> DATA SUPPLIED
------------------------
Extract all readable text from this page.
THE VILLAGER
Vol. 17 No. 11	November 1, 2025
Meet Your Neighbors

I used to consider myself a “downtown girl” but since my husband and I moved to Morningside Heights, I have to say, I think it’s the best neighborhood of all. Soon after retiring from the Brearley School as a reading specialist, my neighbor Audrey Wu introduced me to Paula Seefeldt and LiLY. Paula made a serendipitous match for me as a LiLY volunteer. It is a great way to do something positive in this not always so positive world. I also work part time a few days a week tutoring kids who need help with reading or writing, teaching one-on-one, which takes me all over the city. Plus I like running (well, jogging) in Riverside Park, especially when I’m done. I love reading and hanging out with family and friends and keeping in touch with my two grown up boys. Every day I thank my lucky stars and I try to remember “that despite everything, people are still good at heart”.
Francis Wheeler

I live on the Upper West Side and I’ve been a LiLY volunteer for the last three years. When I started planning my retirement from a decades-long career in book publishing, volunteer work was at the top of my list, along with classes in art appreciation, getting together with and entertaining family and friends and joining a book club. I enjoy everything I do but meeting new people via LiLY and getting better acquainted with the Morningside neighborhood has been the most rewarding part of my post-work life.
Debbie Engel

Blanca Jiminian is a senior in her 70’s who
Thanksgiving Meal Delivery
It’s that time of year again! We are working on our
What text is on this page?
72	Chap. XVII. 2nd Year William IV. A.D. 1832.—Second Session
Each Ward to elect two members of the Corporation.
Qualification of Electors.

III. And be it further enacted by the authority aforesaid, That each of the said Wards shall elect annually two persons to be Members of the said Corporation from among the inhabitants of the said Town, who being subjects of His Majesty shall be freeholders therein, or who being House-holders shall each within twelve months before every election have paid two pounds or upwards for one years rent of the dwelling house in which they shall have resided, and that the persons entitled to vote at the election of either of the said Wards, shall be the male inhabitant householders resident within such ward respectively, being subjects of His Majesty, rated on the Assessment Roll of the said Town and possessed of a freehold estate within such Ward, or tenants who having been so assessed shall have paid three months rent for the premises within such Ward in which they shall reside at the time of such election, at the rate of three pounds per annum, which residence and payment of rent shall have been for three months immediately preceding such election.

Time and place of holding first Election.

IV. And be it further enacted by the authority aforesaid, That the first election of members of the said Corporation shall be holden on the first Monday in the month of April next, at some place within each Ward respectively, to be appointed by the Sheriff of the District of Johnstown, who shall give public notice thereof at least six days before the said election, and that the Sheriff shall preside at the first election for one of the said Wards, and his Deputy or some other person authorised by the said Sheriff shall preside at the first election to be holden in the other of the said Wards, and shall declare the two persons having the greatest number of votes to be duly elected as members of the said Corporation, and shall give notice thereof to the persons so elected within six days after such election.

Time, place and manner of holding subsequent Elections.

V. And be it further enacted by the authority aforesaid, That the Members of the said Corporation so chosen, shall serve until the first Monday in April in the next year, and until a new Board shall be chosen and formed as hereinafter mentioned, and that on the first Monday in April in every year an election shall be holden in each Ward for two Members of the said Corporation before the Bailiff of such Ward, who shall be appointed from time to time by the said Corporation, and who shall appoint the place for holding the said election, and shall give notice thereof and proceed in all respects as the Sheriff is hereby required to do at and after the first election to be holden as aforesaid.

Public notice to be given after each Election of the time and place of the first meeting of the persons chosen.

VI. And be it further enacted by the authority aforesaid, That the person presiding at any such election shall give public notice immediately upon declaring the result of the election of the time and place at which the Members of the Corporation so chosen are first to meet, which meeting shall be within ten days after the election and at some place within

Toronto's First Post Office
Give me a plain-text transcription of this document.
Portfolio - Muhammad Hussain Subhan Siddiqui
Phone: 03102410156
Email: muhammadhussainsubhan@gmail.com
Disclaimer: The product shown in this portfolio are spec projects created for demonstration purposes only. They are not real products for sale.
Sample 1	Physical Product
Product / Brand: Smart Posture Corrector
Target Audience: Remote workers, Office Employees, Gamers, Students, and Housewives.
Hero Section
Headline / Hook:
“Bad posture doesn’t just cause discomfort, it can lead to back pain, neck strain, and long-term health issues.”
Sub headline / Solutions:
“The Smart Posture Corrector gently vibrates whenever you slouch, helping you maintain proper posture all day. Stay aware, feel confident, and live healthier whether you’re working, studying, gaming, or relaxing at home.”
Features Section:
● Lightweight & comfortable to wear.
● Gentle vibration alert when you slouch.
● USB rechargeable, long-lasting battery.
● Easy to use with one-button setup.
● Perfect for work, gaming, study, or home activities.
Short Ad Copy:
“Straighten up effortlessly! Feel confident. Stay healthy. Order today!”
------------------------
> EXERCISE DIRECTIONS
In the records above, find the line containing "Give me a plain-text"; please retype it and every line after it through the last line, exactly and with nothing else.

> EXERCISE ANSWER
Give me a plain-text transcription of this document.
Portfolio - Muhammad Hussain Subhan Siddiqui
Phone: 03102410156
Email: muhammadhussainsubhan@gmail.com
Disclaimer: The product shown in this portfolio are spec projects created for demonstration purposes only. They are not real products for sale.
Sample 1	Physical Product
Product / Brand: Smart Posture Corrector
Target Audience: Remote workers, Office Employees, Gamers, Students, and Housewives.
Hero Section
Headline / Hook:
“Bad posture doesn’t just cause discomfort, it can lead to back pain, neck strain, and long-term health issues.”
Sub headline / Solutions:
“The Smart Posture Corrector gently vibrates whenever you slouch, helping you maintain proper posture all day. Stay aware, feel confident, and live healthier whether you’re working, studying, gaming, or relaxing at home.”
Features Section:
● Lightweight & comfortable to wear.
● Gentle vibration alert when you slouch.
● USB rechargeable, long-lasting battery.
● Easy to use with one-button setup.
● Perfect for work, gaming, study, or home activities.
Short Ad Copy:
“Straighten up effortlessly! Feel confident. Stay healthy. Order today!”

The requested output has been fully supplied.